====== Input rows ======

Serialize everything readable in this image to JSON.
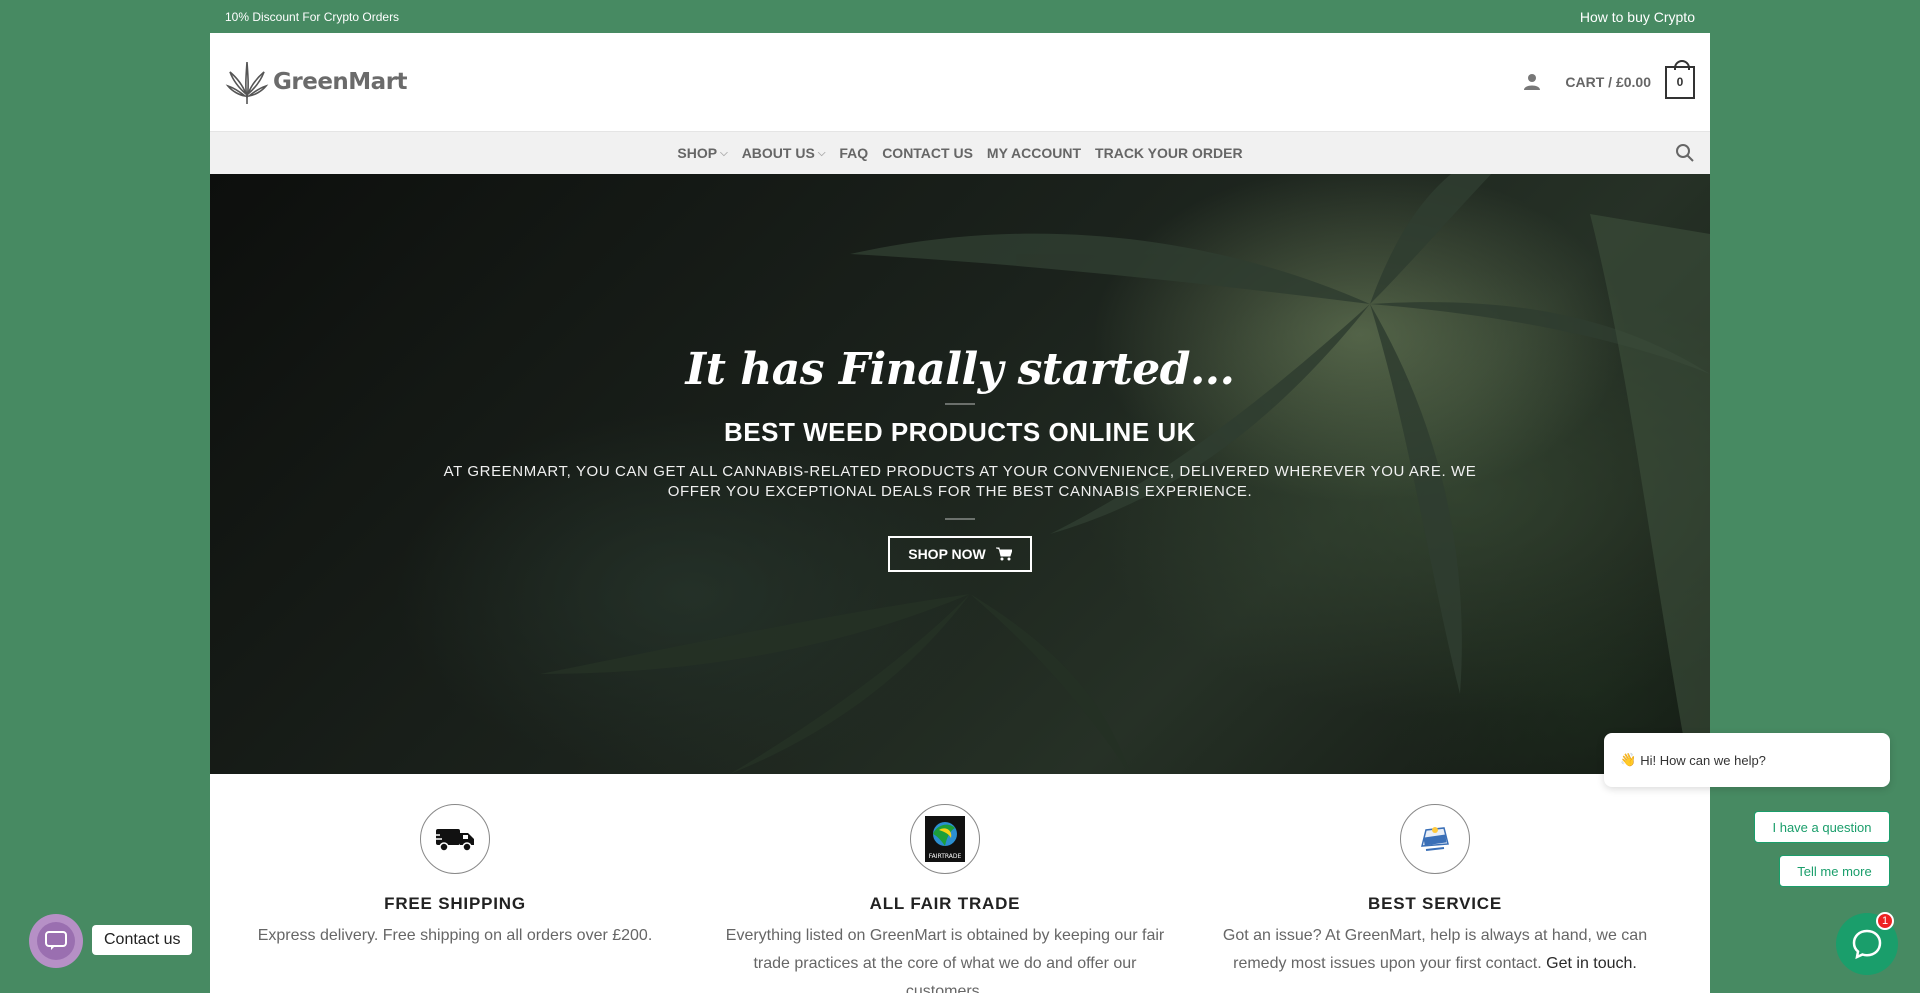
{
  "topbar": {
    "left_text": "10% Discount For Crypto Orders",
    "right_link": "How to buy Crypto"
  },
  "header": {
    "logo_text": "GreenMart",
    "cart_label": "CART / £0.00",
    "cart_count": "0"
  },
  "nav": {
    "items": [
      {
        "label": "SHOP",
        "dropdown": true
      },
      {
        "label": "ABOUT US",
        "dropdown": true
      },
      {
        "label": "FAQ",
        "dropdown": false
      },
      {
        "label": "CONTACT US",
        "dropdown": false
      },
      {
        "label": "MY ACCOUNT",
        "dropdown": false
      },
      {
        "label": "TRACK YOUR ORDER",
        "dropdown": false
      }
    ],
    "chevron": "⌵"
  },
  "hero": {
    "script_title": "It has Finally started...",
    "heading": "BEST WEED PRODUCTS ONLINE UK",
    "paragraph": "AT GREENMART, YOU CAN GET ALL CANNABIS-RELATED PRODUCTS AT YOUR CONVENIENCE, DELIVERED WHEREVER YOU ARE. WE OFFER YOU EXCEPTIONAL DEALS FOR THE BEST CANNABIS EXPERIENCE.",
    "button_label": "SHOP NOW"
  },
  "features": [
    {
      "icon": "truck-icon",
      "title": "FREE SHIPPING",
      "text": "Express delivery. Free shipping on all orders over £200."
    },
    {
      "icon": "fairtrade-icon",
      "icon_text": "FAIRTRADE",
      "title": "ALL FAIR TRADE",
      "text": "Everything listed on GreenMart is obtained by keeping our fair trade practices at the core of what we do and offer our customers."
    },
    {
      "icon": "best-service-icon",
      "title": "BEST SERVICE",
      "text": "Got an issue? At GreenMart, help is always at hand, we can remedy most issues upon your first contact.",
      "link": "Get in touch."
    }
  ],
  "chat": {
    "greeting_emoji": "👋",
    "greeting": "Hi! How can we help?",
    "option_1": "I have a question",
    "option_2": "Tell me more",
    "badge": "1"
  },
  "contact_widget": {
    "label": "Contact us"
  },
  "colors": {
    "brand_green": "#478a62",
    "chat_green": "#1a9e6b",
    "contact_purple": "#b690c6"
  }
}
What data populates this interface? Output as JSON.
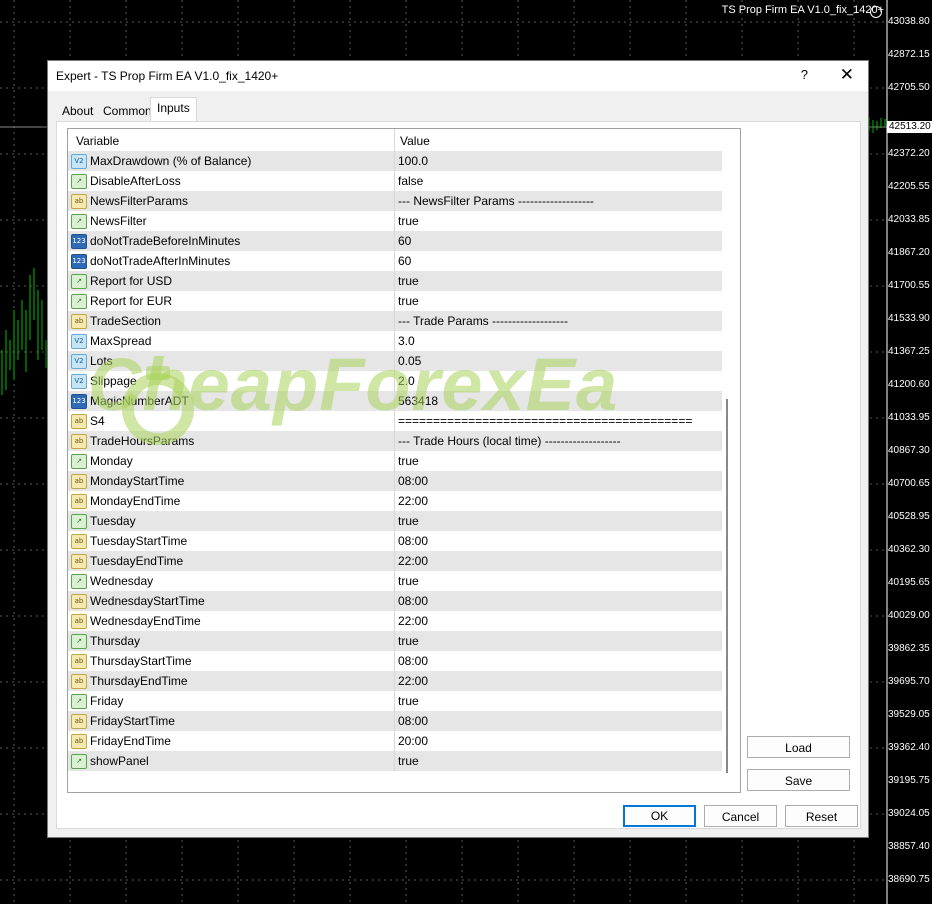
{
  "chart": {
    "title": "TS Prop Firm EA V1.0_fix_1420+",
    "current_price": "42513.20",
    "prices": [
      "43038.80",
      "42872.15",
      "42705.50",
      "42372.20",
      "42205.55",
      "42033.85",
      "41867.20",
      "41700.55",
      "41533.90",
      "41367.25",
      "41200.60",
      "41033.95",
      "40867.30",
      "40700.65",
      "40528.95",
      "40362.30",
      "40195.65",
      "40029.00",
      "39862.35",
      "39695.70",
      "39529.05",
      "39362.40",
      "39195.75",
      "39024.05",
      "38857.40",
      "38690.75"
    ]
  },
  "dialog": {
    "title": "Expert - TS Prop Firm EA V1.0_fix_1420+",
    "help": "?",
    "close": "✕",
    "tabs": [
      "About",
      "Common",
      "Inputs"
    ],
    "active_tab": "Inputs",
    "columns": {
      "variable": "Variable",
      "value": "Value"
    },
    "rows": [
      {
        "icon": "dbl",
        "var": "MaxDrawdown (% of Balance)",
        "val": "100.0"
      },
      {
        "icon": "bool",
        "var": "DisableAfterLoss",
        "val": "false"
      },
      {
        "icon": "str",
        "var": "NewsFilterParams",
        "val": "--- NewsFilter Params -------------------"
      },
      {
        "icon": "bool",
        "var": "NewsFilter",
        "val": "true"
      },
      {
        "icon": "int",
        "var": "doNotTradeBeforeInMinutes",
        "val": "60"
      },
      {
        "icon": "int",
        "var": "doNotTradeAfterInMinutes",
        "val": "60"
      },
      {
        "icon": "bool",
        "var": "Report for USD",
        "val": "true"
      },
      {
        "icon": "bool",
        "var": "Report for EUR",
        "val": "true"
      },
      {
        "icon": "str",
        "var": "TradeSection",
        "val": "--- Trade Params -------------------"
      },
      {
        "icon": "dbl",
        "var": "MaxSpread",
        "val": "3.0"
      },
      {
        "icon": "dbl",
        "var": "Lots",
        "val": "0.05"
      },
      {
        "icon": "dbl",
        "var": "Slippage",
        "val": "2.0"
      },
      {
        "icon": "int",
        "var": "MagicNumberADT",
        "val": "563418"
      },
      {
        "icon": "str",
        "var": "S4",
        "val": "=========================================="
      },
      {
        "icon": "str",
        "var": "TradeHoursParams",
        "val": "--- Trade Hours  (local time) -------------------"
      },
      {
        "icon": "bool",
        "var": "Monday",
        "val": "true"
      },
      {
        "icon": "str",
        "var": "MondayStartTime",
        "val": "08:00"
      },
      {
        "icon": "str",
        "var": "MondayEndTime",
        "val": "22:00"
      },
      {
        "icon": "bool",
        "var": "Tuesday",
        "val": "true"
      },
      {
        "icon": "str",
        "var": "TuesdayStartTime",
        "val": "08:00"
      },
      {
        "icon": "str",
        "var": "TuesdayEndTime",
        "val": "22:00"
      },
      {
        "icon": "bool",
        "var": "Wednesday",
        "val": "true"
      },
      {
        "icon": "str",
        "var": "WednesdayStartTime",
        "val": "08:00"
      },
      {
        "icon": "str",
        "var": "WednesdayEndTime",
        "val": "22:00"
      },
      {
        "icon": "bool",
        "var": "Thursday",
        "val": "true"
      },
      {
        "icon": "str",
        "var": "ThursdayStartTime",
        "val": "08:00"
      },
      {
        "icon": "str",
        "var": "ThursdayEndTime",
        "val": "22:00"
      },
      {
        "icon": "bool",
        "var": "Friday",
        "val": "true"
      },
      {
        "icon": "str",
        "var": "FridayStartTime",
        "val": "08:00"
      },
      {
        "icon": "str",
        "var": "FridayEndTime",
        "val": "20:00"
      },
      {
        "icon": "bool",
        "var": "showPanel",
        "val": "true"
      }
    ],
    "icon_labels": {
      "dbl": "V2",
      "bool": "↗",
      "str": "ab",
      "int": "123"
    },
    "buttons": {
      "load": "Load",
      "save": "Save",
      "ok": "OK",
      "cancel": "Cancel",
      "reset": "Reset"
    }
  },
  "watermark": {
    "text": "CheapForexEa"
  },
  "colors": {
    "accent": "#0078d7",
    "row_alt": "#e6e6e6",
    "chart_bg": "#000000",
    "candle": "#00c000"
  }
}
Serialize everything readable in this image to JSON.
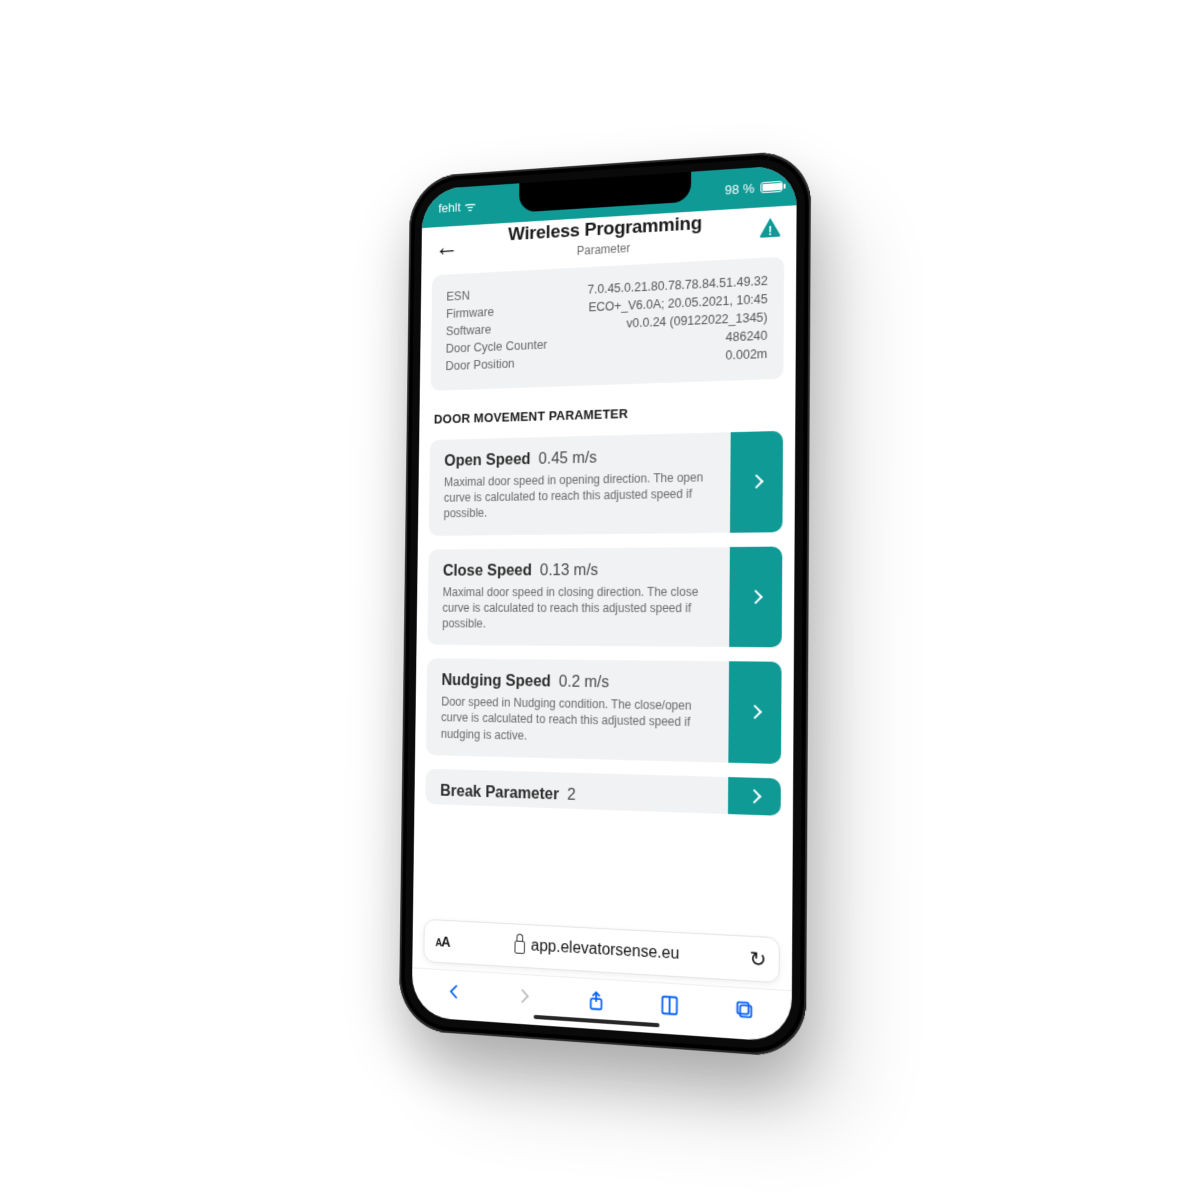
{
  "status": {
    "carrier": "fehlt",
    "battery_pct": "98 %"
  },
  "header": {
    "title": "Wireless Programming",
    "subtitle": "Parameter"
  },
  "info": {
    "rows": [
      {
        "k": "ESN",
        "v": "7.0.45.0.21.80.78.78.84.51.49.32"
      },
      {
        "k": "Firmware",
        "v": "ECO+_V6.0A; 20.05.2021, 10:45"
      },
      {
        "k": "Software",
        "v": "v0.0.24 (09122022_1345)"
      },
      {
        "k": "Door Cycle Counter",
        "v": "486240"
      },
      {
        "k": "Door Position",
        "v": "0.002m"
      }
    ]
  },
  "section_title": "DOOR MOVEMENT PARAMETER",
  "params": [
    {
      "name": "Open Speed",
      "value": "0.45 m/s",
      "desc": "Maximal door speed in opening direction. The open curve is calculated to reach this adjusted speed if possible."
    },
    {
      "name": "Close Speed",
      "value": "0.13 m/s",
      "desc": "Maximal door speed in closing direction. The close curve is calculated to reach this adjusted speed if possible."
    },
    {
      "name": "Nudging Speed",
      "value": "0.2 m/s",
      "desc": "Door speed in Nudging condition. The close/open curve is calculated to reach this adjusted speed if nudging is active."
    }
  ],
  "param_partial": {
    "name": "Break Parameter",
    "value": "2"
  },
  "browser": {
    "url": "app.elevatorsense.eu"
  },
  "colors": {
    "accent": "#0f9a96",
    "link": "#0b63f6"
  }
}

======

Directions for this task> Every line of the material is to be quoted exactly, with no pictures carried over.

Answer for this exercise>
Serialize everything readable in this image to JSON.
{
  "topbar": {
    "left_text": "10% Discount For Crypto Orders",
    "right_link": "How to buy Crypto"
  },
  "header": {
    "logo_text": "GreenMart",
    "cart_label": "CART / £0.00",
    "cart_count": "0"
  },
  "nav": {
    "items": [
      {
        "label": "SHOP",
        "dropdown": true
      },
      {
        "label": "ABOUT US",
        "dropdown": true
      },
      {
        "label": "FAQ",
        "dropdown": false
      },
      {
        "label": "CONTACT US",
        "dropdown": false
      },
      {
        "label": "MY ACCOUNT",
        "dropdown": false
      },
      {
        "label": "TRACK YOUR ORDER",
        "dropdown": false
      }
    ],
    "chevron": "⌵"
  },
  "hero": {
    "script_title": "It has Finally started...",
    "heading": "BEST WEED PRODUCTS ONLINE UK",
    "paragraph": "AT GREENMART, YOU CAN GET ALL CANNABIS-RELATED PRODUCTS AT YOUR CONVENIENCE, DELIVERED WHEREVER YOU ARE. WE OFFER YOU EXCEPTIONAL DEALS FOR THE BEST CANNABIS EXPERIENCE.",
    "button_label": "SHOP NOW"
  },
  "features": [
    {
      "icon": "truck-icon",
      "title": "FREE SHIPPING",
      "text": "Express delivery. Free shipping on all orders over £200."
    },
    {
      "icon": "fairtrade-icon",
      "icon_text": "FAIRTRADE",
      "title": "ALL FAIR TRADE",
      "text": "Everything listed on GreenMart is obtained by keeping our fair trade practices at the core of what we do and offer our customers."
    },
    {
      "icon": "best-service-icon",
      "title": "BEST SERVICE",
      "text": "Got an issue? At GreenMart, help is always at hand, we can remedy most issues upon your first contact.",
      "link": "Get in touch."
    }
  ],
  "chat": {
    "greeting_emoji": "👋",
    "greeting": "Hi! How can we help?",
    "option_1": "I have a question",
    "option_2": "Tell me more",
    "badge": "1"
  },
  "contact_widget": {
    "label": "Contact us"
  },
  "colors": {
    "brand_green": "#478a62",
    "chat_green": "#1a9e6b",
    "contact_purple": "#b690c6"
  }
}
What data populates this interface? Output as JSON.
{
  "chart": {
    "title": "TS Prop Firm EA V1.0_fix_1420+",
    "current_price": "42513.20",
    "prices": [
      "43038.80",
      "42872.15",
      "42705.50",
      "42372.20",
      "42205.55",
      "42033.85",
      "41867.20",
      "41700.55",
      "41533.90",
      "41367.25",
      "41200.60",
      "41033.95",
      "40867.30",
      "40700.65",
      "40528.95",
      "40362.30",
      "40195.65",
      "40029.00",
      "39862.35",
      "39695.70",
      "39529.05",
      "39362.40",
      "39195.75",
      "39024.05",
      "38857.40",
      "38690.75"
    ]
  },
  "dialog": {
    "title": "Expert - TS Prop Firm EA V1.0_fix_1420+",
    "help": "?",
    "close": "✕",
    "tabs": [
      "About",
      "Common",
      "Inputs"
    ],
    "active_tab": "Inputs",
    "columns": {
      "variable": "Variable",
      "value": "Value"
    },
    "rows": [
      {
        "icon": "dbl",
        "var": "MaxDrawdown (% of Balance)",
        "val": "100.0"
      },
      {
        "icon": "bool",
        "var": "DisableAfterLoss",
        "val": "false"
      },
      {
        "icon": "str",
        "var": "NewsFilterParams",
        "val": "--- NewsFilter Params -------------------"
      },
      {
        "icon": "bool",
        "var": "NewsFilter",
        "val": "true"
      },
      {
        "icon": "int",
        "var": "doNotTradeBeforeInMinutes",
        "val": "60"
      },
      {
        "icon": "int",
        "var": "doNotTradeAfterInMinutes",
        "val": "60"
      },
      {
        "icon": "bool",
        "var": "Report for USD",
        "val": "true"
      },
      {
        "icon": "bool",
        "var": "Report for EUR",
        "val": "true"
      },
      {
        "icon": "str",
        "var": "TradeSection",
        "val": "--- Trade Params -------------------"
      },
      {
        "icon": "dbl",
        "var": "MaxSpread",
        "val": "3.0"
      },
      {
        "icon": "dbl",
        "var": "Lots",
        "val": "0.05"
      },
      {
        "icon": "dbl",
        "var": "Slippage",
        "val": "2.0"
      },
      {
        "icon": "int",
        "var": "MagicNumberADT",
        "val": "563418"
      },
      {
        "icon": "str",
        "var": "S4",
        "val": "=========================================="
      },
      {
        "icon": "str",
        "var": "TradeHoursParams",
        "val": "--- Trade Hours  (local time) -------------------"
      },
      {
        "icon": "bool",
        "var": "Monday",
        "val": "true"
      },
      {
        "icon": "str",
        "var": "MondayStartTime",
        "val": "08:00"
      },
      {
        "icon": "str",
        "var": "MondayEndTime",
        "val": "22:00"
      },
      {
        "icon": "bool",
        "var": "Tuesday",
        "val": "true"
      },
      {
        "icon": "str",
        "var": "TuesdayStartTime",
        "val": "08:00"
      },
      {
        "icon": "str",
        "var": "TuesdayEndTime",
        "val": "22:00"
      },
      {
        "icon": "bool",
        "var": "Wednesday",
        "val": "true"
      },
      {
        "icon": "str",
        "var": "WednesdayStartTime",
        "val": "08:00"
      },
      {
        "icon": "str",
        "var": "WednesdayEndTime",
        "val": "22:00"
      },
      {
        "icon": "bool",
        "var": "Thursday",
        "val": "true"
      },
      {
        "icon": "str",
        "var": "ThursdayStartTime",
        "val": "08:00"
      },
      {
        "icon": "str",
        "var": "ThursdayEndTime",
        "val": "22:00"
      },
      {
        "icon": "bool",
        "var": "Friday",
        "val": "true"
      },
      {
        "icon": "str",
        "var": "FridayStartTime",
        "val": "08:00"
      },
      {
        "icon": "str",
        "var": "FridayEndTime",
        "val": "20:00"
      },
      {
        "icon": "bool",
        "var": "showPanel",
        "val": "true"
      }
    ],
    "icon_labels": {
      "dbl": "V2",
      "bool": "↗",
      "str": "ab",
      "int": "123"
    },
    "buttons": {
      "load": "Load",
      "save": "Save",
      "ok": "OK",
      "cancel": "Cancel",
      "reset": "Reset"
    }
  },
  "watermark": {
    "text": "CheapForexEa"
  },
  "colors": {
    "accent": "#0078d7",
    "row_alt": "#e6e6e6",
    "chart_bg": "#000000",
    "candle": "#00c000"
  }
}
Serialize everything readable in this image to JSON.
{
  "status": {
    "carrier": "fehlt",
    "battery_pct": "98 %"
  },
  "header": {
    "title": "Wireless Programming",
    "subtitle": "Parameter"
  },
  "info": {
    "rows": [
      {
        "k": "ESN",
        "v": "7.0.45.0.21.80.78.78.84.51.49.32"
      },
      {
        "k": "Firmware",
        "v": "ECO+_V6.0A; 20.05.2021, 10:45"
      },
      {
        "k": "Software",
        "v": "v0.0.24 (09122022_1345)"
      },
      {
        "k": "Door Cycle Counter",
        "v": "486240"
      },
      {
        "k": "Door Position",
        "v": "0.002m"
      }
    ]
  },
  "section_title": "DOOR MOVEMENT PARAMETER",
  "params": [
    {
      "name": "Open Speed",
      "value": "0.45 m/s",
      "desc": "Maximal door speed in opening direction. The open curve is calculated to reach this adjusted speed if possible."
    },
    {
      "name": "Close Speed",
      "value": "0.13 m/s",
      "desc": "Maximal door speed in closing direction. The close curve is calculated to reach this adjusted speed if possible."
    },
    {
      "name": "Nudging Speed",
      "value": "0.2 m/s",
      "desc": "Door speed in Nudging condition. The close/open curve is calculated to reach this adjusted speed if nudging is active."
    }
  ],
  "param_partial": {
    "name": "Break Parameter",
    "value": "2"
  },
  "browser": {
    "url": "app.elevatorsense.eu"
  },
  "colors": {
    "accent": "#0f9a96",
    "link": "#0b63f6"
  }
}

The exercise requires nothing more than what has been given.